* [What to produce]: Repeat the full listing, word for word.

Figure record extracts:
>> Begin

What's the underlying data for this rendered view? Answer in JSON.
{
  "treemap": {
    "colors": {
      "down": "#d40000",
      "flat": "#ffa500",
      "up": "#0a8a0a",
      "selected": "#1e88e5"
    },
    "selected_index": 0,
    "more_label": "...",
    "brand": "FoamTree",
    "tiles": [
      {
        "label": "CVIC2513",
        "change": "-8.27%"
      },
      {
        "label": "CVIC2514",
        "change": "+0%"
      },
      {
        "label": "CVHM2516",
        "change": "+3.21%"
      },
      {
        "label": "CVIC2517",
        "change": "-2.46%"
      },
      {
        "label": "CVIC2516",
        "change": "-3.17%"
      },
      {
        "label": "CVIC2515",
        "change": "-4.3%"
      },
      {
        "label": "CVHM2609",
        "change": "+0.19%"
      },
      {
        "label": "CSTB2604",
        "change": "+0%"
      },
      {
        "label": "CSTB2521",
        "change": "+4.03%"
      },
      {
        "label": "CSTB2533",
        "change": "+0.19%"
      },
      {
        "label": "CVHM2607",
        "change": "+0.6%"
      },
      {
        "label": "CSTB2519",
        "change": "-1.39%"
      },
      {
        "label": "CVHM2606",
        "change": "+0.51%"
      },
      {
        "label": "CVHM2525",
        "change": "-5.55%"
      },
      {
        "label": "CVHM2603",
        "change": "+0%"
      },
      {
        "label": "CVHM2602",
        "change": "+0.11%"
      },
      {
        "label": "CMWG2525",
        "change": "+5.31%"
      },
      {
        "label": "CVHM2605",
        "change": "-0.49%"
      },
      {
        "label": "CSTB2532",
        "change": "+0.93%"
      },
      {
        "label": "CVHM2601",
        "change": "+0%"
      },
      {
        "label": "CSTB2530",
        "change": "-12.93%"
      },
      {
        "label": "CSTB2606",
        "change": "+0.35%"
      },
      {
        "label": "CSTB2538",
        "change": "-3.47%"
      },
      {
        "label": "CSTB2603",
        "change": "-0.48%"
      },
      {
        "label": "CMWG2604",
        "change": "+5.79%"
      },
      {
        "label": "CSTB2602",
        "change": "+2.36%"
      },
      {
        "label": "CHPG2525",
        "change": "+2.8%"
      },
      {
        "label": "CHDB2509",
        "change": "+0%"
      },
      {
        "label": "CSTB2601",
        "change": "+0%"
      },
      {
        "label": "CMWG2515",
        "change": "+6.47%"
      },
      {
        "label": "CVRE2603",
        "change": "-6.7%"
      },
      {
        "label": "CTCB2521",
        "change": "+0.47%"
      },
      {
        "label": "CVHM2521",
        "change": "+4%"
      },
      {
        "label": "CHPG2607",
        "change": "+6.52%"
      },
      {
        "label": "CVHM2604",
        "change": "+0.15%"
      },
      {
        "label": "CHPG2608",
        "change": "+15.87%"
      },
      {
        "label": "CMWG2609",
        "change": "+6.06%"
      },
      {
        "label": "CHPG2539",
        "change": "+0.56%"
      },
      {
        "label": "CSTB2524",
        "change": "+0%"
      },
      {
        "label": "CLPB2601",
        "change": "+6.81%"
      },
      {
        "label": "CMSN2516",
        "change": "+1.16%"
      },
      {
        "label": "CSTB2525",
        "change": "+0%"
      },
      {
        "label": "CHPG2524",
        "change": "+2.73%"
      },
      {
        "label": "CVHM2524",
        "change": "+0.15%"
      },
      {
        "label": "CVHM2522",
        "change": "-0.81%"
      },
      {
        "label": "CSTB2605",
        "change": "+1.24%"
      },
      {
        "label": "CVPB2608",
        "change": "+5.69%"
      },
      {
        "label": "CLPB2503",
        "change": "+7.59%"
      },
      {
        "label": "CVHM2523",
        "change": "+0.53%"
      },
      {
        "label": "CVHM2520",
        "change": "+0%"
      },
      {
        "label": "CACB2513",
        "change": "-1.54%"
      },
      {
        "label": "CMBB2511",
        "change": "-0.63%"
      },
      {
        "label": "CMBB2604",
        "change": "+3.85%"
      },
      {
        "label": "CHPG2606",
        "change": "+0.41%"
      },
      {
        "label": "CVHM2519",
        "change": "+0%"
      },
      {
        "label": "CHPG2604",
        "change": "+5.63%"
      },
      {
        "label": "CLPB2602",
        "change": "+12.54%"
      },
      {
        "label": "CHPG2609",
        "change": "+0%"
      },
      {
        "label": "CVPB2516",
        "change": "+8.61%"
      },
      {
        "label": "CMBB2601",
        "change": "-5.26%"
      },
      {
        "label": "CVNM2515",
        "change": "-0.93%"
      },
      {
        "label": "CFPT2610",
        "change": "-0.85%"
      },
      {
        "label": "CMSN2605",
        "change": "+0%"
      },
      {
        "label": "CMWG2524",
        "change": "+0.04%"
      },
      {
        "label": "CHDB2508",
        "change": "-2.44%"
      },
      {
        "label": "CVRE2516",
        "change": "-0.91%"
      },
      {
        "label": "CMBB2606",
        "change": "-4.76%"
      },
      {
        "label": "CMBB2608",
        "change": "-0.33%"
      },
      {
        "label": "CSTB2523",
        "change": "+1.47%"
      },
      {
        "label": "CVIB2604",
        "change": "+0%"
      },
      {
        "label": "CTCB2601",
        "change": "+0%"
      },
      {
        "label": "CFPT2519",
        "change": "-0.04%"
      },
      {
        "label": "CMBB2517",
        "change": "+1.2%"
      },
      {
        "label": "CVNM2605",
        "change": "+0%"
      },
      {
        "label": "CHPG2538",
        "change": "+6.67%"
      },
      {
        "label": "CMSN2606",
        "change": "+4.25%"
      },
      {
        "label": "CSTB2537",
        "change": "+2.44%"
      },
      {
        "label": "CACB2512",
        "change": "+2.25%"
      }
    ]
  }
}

>> End

* [Exercise result]:
What's the underlying data for this rendered view? Answer in JSON.
{
  "treemap": {
    "colors": {
      "down": "#d40000",
      "flat": "#ffa500",
      "up": "#0a8a0a",
      "selected": "#1e88e5"
    },
    "selected_index": 0,
    "more_label": "...",
    "brand": "FoamTree",
    "tiles": [
      {
        "label": "CVIC2513",
        "change": "-8.27%"
      },
      {
        "label": "CVIC2514",
        "change": "+0%"
      },
      {
        "label": "CVHM2516",
        "change": "+3.21%"
      },
      {
        "label": "CVIC2517",
        "change": "-2.46%"
      },
      {
        "label": "CVIC2516",
        "change": "-3.17%"
      },
      {
        "label": "CVIC2515",
        "change": "-4.3%"
      },
      {
        "label": "CVHM2609",
        "change": "+0.19%"
      },
      {
        "label": "CSTB2604",
        "change": "+0%"
      },
      {
        "label": "CSTB2521",
        "change": "+4.03%"
      },
      {
        "label": "CSTB2533",
        "change": "+0.19%"
      },
      {
        "label": "CVHM2607",
        "change": "+0.6%"
      },
      {
        "label": "CSTB2519",
        "change": "-1.39%"
      },
      {
        "label": "CVHM2606",
        "change": "+0.51%"
      },
      {
        "label": "CVHM2525",
        "change": "-5.55%"
      },
      {
        "label": "CVHM2603",
        "change": "+0%"
      },
      {
        "label": "CVHM2602",
        "change": "+0.11%"
      },
      {
        "label": "CMWG2525",
        "change": "+5.31%"
      },
      {
        "label": "CVHM2605",
        "change": "-0.49%"
      },
      {
        "label": "CSTB2532",
        "change": "+0.93%"
      },
      {
        "label": "CVHM2601",
        "change": "+0%"
      },
      {
        "label": "CSTB2530",
        "change": "-12.93%"
      },
      {
        "label": "CSTB2606",
        "change": "+0.35%"
      },
      {
        "label": "CSTB2538",
        "change": "-3.47%"
      },
      {
        "label": "CSTB2603",
        "change": "-0.48%"
      },
      {
        "label": "CMWG2604",
        "change": "+5.79%"
      },
      {
        "label": "CSTB2602",
        "change": "+2.36%"
      },
      {
        "label": "CHPG2525",
        "change": "+2.8%"
      },
      {
        "label": "CHDB2509",
        "change": "+0%"
      },
      {
        "label": "CSTB2601",
        "change": "+0%"
      },
      {
        "label": "CMWG2515",
        "change": "+6.47%"
      },
      {
        "label": "CVRE2603",
        "change": "-6.7%"
      },
      {
        "label": "CTCB2521",
        "change": "+0.47%"
      },
      {
        "label": "CVHM2521",
        "change": "+4%"
      },
      {
        "label": "CHPG2607",
        "change": "+6.52%"
      },
      {
        "label": "CVHM2604",
        "change": "+0.15%"
      },
      {
        "label": "CHPG2608",
        "change": "+15.87%"
      },
      {
        "label": "CMWG2609",
        "change": "+6.06%"
      },
      {
        "label": "CHPG2539",
        "change": "+0.56%"
      },
      {
        "label": "CSTB2524",
        "change": "+0%"
      },
      {
        "label": "CLPB2601",
        "change": "+6.81%"
      },
      {
        "label": "CMSN2516",
        "change": "+1.16%"
      },
      {
        "label": "CSTB2525",
        "change": "+0%"
      },
      {
        "label": "CHPG2524",
        "change": "+2.73%"
      },
      {
        "label": "CVHM2524",
        "change": "+0.15%"
      },
      {
        "label": "CVHM2522",
        "change": "-0.81%"
      },
      {
        "label": "CSTB2605",
        "change": "+1.24%"
      },
      {
        "label": "CVPB2608",
        "change": "+5.69%"
      },
      {
        "label": "CLPB2503",
        "change": "+7.59%"
      },
      {
        "label": "CVHM2523",
        "change": "+0.53%"
      },
      {
        "label": "CVHM2520",
        "change": "+0%"
      },
      {
        "label": "CACB2513",
        "change": "-1.54%"
      },
      {
        "label": "CMBB2511",
        "change": "-0.63%"
      },
      {
        "label": "CMBB2604",
        "change": "+3.85%"
      },
      {
        "label": "CHPG2606",
        "change": "+0.41%"
      },
      {
        "label": "CVHM2519",
        "change": "+0%"
      },
      {
        "label": "CHPG2604",
        "change": "+5.63%"
      },
      {
        "label": "CLPB2602",
        "change": "+12.54%"
      },
      {
        "label": "CHPG2609",
        "change": "+0%"
      },
      {
        "label": "CVPB2516",
        "change": "+8.61%"
      },
      {
        "label": "CMBB2601",
        "change": "-5.26%"
      },
      {
        "label": "CVNM2515",
        "change": "-0.93%"
      },
      {
        "label": "CFPT2610",
        "change": "-0.85%"
      },
      {
        "label": "CMSN2605",
        "change": "+0%"
      },
      {
        "label": "CMWG2524",
        "change": "+0.04%"
      },
      {
        "label": "CHDB2508",
        "change": "-2.44%"
      },
      {
        "label": "CVRE2516",
        "change": "-0.91%"
      },
      {
        "label": "CMBB2606",
        "change": "-4.76%"
      },
      {
        "label": "CMBB2608",
        "change": "-0.33%"
      },
      {
        "label": "CSTB2523",
        "change": "+1.47%"
      },
      {
        "label": "CVIB2604",
        "change": "+0%"
      },
      {
        "label": "CTCB2601",
        "change": "+0%"
      },
      {
        "label": "CFPT2519",
        "change": "-0.04%"
      },
      {
        "label": "CMBB2517",
        "change": "+1.2%"
      },
      {
        "label": "CVNM2605",
        "change": "+0%"
      },
      {
        "label": "CHPG2538",
        "change": "+6.67%"
      },
      {
        "label": "CMSN2606",
        "change": "+4.25%"
      },
      {
        "label": "CSTB2537",
        "change": "+2.44%"
      },
      {
        "label": "CACB2512",
        "change": "+2.25%"
      }
    ]
  }
}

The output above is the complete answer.